**YOUR GOAL**
Please print every line from the one containing "Parse this screenshot: output" through the last line of the records below, exactly as written and nothing more.

**Extracts from a graphics dataset**
════

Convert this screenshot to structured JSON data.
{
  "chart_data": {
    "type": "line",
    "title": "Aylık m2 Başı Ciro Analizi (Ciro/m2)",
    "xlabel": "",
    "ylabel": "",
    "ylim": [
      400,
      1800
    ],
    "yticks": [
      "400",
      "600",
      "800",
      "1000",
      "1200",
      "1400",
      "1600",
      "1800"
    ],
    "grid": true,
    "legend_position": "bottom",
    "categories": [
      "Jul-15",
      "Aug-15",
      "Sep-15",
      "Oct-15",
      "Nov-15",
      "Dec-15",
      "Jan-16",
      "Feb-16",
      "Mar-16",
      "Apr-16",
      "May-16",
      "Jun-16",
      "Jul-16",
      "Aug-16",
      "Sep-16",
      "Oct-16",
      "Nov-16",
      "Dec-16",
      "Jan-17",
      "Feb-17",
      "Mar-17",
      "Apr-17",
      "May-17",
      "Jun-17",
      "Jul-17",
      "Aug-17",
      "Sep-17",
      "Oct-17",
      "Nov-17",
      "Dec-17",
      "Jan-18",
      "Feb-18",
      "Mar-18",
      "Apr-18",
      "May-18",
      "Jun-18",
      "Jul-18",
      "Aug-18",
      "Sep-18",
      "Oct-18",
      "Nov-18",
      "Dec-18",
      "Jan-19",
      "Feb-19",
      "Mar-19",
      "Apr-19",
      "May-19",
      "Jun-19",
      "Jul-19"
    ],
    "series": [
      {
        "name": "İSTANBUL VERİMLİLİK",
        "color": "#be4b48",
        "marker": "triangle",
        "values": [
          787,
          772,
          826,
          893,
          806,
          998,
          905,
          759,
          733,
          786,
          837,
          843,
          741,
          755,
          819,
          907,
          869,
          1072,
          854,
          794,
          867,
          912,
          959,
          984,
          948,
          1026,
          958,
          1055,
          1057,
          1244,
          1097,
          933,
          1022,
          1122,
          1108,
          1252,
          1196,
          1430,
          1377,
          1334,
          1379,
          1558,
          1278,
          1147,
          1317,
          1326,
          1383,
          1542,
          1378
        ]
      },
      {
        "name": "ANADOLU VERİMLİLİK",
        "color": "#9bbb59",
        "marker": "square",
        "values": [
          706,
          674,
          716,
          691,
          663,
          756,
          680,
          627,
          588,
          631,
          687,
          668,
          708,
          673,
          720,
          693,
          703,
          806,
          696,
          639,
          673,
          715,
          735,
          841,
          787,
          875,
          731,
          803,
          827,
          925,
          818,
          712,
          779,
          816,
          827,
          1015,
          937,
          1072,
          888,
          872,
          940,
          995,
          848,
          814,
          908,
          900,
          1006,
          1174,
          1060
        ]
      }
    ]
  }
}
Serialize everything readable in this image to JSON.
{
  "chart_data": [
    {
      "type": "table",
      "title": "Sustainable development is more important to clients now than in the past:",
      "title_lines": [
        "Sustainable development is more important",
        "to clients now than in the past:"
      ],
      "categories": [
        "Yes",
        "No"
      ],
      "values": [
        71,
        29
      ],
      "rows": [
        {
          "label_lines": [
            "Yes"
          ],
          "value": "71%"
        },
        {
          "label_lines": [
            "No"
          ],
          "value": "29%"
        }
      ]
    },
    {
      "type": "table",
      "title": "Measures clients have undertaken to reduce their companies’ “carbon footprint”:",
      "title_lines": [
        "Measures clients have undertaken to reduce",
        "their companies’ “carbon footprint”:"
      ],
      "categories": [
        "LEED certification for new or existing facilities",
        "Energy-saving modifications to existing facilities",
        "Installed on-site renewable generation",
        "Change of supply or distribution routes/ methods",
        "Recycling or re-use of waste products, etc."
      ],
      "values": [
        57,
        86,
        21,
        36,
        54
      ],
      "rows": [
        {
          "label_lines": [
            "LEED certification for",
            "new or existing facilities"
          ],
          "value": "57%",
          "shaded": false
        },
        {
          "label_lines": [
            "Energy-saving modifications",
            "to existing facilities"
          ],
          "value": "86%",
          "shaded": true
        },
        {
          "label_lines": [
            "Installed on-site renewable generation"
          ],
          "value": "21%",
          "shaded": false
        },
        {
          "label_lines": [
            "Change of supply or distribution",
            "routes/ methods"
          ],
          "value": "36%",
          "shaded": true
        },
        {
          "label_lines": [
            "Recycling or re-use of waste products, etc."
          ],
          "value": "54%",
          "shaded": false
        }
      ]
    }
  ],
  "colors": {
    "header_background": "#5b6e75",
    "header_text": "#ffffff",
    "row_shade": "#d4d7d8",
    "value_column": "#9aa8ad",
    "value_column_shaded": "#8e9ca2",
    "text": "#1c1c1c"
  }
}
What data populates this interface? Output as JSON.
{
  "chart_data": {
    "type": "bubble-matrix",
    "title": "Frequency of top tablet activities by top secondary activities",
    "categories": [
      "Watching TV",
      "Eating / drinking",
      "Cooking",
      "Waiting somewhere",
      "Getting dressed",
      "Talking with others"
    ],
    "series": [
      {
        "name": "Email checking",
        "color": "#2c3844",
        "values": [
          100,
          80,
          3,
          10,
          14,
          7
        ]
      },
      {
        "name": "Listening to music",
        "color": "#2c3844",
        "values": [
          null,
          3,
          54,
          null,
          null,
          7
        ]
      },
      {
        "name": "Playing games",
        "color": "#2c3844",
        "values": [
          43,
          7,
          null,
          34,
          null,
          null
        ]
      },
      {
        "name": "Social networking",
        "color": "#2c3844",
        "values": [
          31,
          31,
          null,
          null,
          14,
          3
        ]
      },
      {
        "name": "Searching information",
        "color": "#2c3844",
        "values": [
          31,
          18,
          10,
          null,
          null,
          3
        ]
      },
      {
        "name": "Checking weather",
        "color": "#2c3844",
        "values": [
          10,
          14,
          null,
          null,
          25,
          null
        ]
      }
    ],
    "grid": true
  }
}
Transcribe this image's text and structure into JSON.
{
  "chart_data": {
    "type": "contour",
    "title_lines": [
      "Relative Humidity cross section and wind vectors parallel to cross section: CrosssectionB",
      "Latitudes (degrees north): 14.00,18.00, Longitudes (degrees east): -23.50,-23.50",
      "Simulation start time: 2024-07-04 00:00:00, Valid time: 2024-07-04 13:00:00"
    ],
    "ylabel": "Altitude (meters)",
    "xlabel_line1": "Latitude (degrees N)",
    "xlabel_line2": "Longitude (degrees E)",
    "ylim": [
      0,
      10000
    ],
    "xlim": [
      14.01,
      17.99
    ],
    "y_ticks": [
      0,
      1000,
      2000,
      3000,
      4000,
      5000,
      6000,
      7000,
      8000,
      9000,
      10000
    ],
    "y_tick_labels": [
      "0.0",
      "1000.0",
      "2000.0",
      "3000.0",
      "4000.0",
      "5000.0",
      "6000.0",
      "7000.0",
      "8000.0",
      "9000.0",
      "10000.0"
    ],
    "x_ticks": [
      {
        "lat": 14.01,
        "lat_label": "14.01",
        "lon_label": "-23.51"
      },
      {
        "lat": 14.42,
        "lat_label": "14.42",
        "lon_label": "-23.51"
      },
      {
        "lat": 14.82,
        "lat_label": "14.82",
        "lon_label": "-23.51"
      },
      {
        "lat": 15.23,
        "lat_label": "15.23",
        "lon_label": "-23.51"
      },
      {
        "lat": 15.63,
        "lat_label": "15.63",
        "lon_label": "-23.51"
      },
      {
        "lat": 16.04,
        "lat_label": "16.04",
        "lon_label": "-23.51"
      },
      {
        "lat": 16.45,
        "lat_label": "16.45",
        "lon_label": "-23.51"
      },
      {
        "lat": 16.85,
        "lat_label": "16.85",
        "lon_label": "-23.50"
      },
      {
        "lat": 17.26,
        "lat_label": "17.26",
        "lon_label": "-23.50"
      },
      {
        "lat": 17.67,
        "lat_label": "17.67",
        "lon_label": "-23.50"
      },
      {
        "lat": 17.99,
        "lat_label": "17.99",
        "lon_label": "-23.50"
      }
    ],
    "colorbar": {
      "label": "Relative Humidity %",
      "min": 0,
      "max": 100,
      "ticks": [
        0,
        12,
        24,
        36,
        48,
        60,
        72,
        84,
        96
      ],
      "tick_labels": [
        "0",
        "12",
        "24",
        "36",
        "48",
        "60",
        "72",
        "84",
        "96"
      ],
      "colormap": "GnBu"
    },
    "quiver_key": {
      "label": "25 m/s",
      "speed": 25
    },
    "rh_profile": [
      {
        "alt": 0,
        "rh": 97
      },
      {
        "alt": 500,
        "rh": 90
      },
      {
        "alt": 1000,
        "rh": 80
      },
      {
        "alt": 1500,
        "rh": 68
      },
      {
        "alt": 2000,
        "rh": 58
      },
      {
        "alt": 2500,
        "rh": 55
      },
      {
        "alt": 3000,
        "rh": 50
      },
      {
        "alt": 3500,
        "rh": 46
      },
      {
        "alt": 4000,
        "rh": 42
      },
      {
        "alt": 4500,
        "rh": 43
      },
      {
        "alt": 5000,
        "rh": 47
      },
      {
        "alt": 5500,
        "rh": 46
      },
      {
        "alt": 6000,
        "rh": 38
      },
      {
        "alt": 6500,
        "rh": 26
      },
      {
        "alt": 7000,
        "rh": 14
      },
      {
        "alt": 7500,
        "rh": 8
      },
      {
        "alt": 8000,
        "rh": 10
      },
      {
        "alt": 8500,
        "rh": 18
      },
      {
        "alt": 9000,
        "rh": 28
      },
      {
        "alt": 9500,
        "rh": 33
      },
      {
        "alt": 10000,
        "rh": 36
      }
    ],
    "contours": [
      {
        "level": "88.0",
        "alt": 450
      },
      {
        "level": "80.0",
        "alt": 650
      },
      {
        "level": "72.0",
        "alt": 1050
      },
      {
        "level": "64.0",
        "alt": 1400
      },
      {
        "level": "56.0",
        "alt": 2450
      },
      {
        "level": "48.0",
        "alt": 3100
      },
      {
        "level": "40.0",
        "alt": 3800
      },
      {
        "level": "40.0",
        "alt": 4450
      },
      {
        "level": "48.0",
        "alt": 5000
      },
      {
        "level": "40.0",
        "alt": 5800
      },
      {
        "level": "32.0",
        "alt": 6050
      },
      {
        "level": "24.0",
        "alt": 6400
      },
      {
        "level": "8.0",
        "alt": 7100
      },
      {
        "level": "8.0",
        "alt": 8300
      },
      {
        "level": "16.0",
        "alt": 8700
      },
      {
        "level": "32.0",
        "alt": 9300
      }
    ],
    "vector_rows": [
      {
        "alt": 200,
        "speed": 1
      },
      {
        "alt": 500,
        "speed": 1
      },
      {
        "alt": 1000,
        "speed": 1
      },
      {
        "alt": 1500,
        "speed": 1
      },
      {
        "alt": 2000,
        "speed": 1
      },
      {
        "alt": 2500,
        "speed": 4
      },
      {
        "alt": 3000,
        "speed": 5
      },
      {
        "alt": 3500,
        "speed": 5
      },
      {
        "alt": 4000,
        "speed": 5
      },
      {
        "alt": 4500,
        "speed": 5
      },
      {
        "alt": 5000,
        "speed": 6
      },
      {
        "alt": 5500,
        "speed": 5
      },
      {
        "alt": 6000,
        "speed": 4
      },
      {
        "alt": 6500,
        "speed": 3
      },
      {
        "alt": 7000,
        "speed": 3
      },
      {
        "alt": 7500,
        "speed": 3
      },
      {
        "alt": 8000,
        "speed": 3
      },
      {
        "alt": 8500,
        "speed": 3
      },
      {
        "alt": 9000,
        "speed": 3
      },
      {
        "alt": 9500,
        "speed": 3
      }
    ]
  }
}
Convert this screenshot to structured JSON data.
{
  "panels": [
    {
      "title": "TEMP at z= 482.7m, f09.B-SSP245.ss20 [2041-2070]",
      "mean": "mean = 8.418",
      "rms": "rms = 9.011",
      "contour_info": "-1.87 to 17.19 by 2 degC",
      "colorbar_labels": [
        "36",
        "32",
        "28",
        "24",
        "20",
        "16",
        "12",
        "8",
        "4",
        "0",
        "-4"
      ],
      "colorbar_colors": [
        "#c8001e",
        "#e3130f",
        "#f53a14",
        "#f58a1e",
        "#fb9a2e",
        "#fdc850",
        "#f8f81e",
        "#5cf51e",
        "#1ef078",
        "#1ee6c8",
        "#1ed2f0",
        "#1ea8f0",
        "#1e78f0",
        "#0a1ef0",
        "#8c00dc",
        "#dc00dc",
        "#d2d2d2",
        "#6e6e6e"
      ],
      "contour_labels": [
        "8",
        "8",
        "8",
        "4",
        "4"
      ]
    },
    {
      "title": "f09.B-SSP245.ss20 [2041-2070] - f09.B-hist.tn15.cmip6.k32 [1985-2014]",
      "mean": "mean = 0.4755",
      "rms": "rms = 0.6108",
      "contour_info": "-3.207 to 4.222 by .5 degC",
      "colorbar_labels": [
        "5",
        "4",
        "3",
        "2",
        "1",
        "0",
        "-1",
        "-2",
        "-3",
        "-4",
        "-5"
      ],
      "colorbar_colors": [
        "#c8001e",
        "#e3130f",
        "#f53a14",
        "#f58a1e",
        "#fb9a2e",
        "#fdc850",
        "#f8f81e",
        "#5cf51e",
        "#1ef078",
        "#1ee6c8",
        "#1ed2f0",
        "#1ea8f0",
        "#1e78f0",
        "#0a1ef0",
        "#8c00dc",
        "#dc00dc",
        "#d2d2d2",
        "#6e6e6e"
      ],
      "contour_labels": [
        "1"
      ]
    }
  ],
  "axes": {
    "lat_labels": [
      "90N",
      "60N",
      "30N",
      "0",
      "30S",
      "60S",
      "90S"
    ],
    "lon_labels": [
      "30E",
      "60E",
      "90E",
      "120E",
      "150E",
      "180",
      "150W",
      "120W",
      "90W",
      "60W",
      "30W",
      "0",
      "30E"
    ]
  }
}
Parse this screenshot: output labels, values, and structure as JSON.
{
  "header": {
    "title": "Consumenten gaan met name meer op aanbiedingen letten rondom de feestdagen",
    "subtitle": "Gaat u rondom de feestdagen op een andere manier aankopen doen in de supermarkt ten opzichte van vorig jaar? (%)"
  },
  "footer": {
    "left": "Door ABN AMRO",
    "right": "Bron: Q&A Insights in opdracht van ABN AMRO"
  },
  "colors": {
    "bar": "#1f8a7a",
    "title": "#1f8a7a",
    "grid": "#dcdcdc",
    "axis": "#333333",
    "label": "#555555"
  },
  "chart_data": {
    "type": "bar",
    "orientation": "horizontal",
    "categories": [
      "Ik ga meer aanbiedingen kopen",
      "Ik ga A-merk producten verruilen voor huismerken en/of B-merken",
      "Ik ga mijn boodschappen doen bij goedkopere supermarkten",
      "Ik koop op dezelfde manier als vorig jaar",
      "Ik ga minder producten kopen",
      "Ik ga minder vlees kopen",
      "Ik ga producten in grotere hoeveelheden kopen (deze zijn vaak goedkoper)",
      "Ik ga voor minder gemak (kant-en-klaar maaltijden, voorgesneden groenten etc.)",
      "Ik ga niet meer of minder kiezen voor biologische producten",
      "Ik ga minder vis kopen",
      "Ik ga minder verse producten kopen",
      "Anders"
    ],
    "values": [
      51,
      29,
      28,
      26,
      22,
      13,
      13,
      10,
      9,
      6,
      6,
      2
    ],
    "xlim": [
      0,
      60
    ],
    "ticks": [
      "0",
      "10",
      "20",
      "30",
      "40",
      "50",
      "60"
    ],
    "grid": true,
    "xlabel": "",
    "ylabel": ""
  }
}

════

**REPLY**
Parse this screenshot: output labels, values, and structure as JSON.
{
  "header": {
    "title": "Consumenten gaan met name meer op aanbiedingen letten rondom de feestdagen",
    "subtitle": "Gaat u rondom de feestdagen op een andere manier aankopen doen in de supermarkt ten opzichte van vorig jaar? (%)"
  },
  "footer": {
    "left": "Door ABN AMRO",
    "right": "Bron: Q&A Insights in opdracht van ABN AMRO"
  },
  "colors": {
    "bar": "#1f8a7a",
    "title": "#1f8a7a",
    "grid": "#dcdcdc",
    "axis": "#333333",
    "label": "#555555"
  },
  "chart_data": {
    "type": "bar",
    "orientation": "horizontal",
    "categories": [
      "Ik ga meer aanbiedingen kopen",
      "Ik ga A-merk producten verruilen voor huismerken en/of B-merken",
      "Ik ga mijn boodschappen doen bij goedkopere supermarkten",
      "Ik koop op dezelfde manier als vorig jaar",
      "Ik ga minder producten kopen",
      "Ik ga minder vlees kopen",
      "Ik ga producten in grotere hoeveelheden kopen (deze zijn vaak goedkoper)",
      "Ik ga voor minder gemak (kant-en-klaar maaltijden, voorgesneden groenten etc.)",
      "Ik ga niet meer of minder kiezen voor biologische producten",
      "Ik ga minder vis kopen",
      "Ik ga minder verse producten kopen",
      "Anders"
    ],
    "values": [
      51,
      29,
      28,
      26,
      22,
      13,
      13,
      10,
      9,
      6,
      6,
      2
    ],
    "xlim": [
      0,
      60
    ],
    "ticks": [
      "0",
      "10",
      "20",
      "30",
      "40",
      "50",
      "60"
    ],
    "grid": true,
    "xlabel": "",
    "ylabel": ""
  }
}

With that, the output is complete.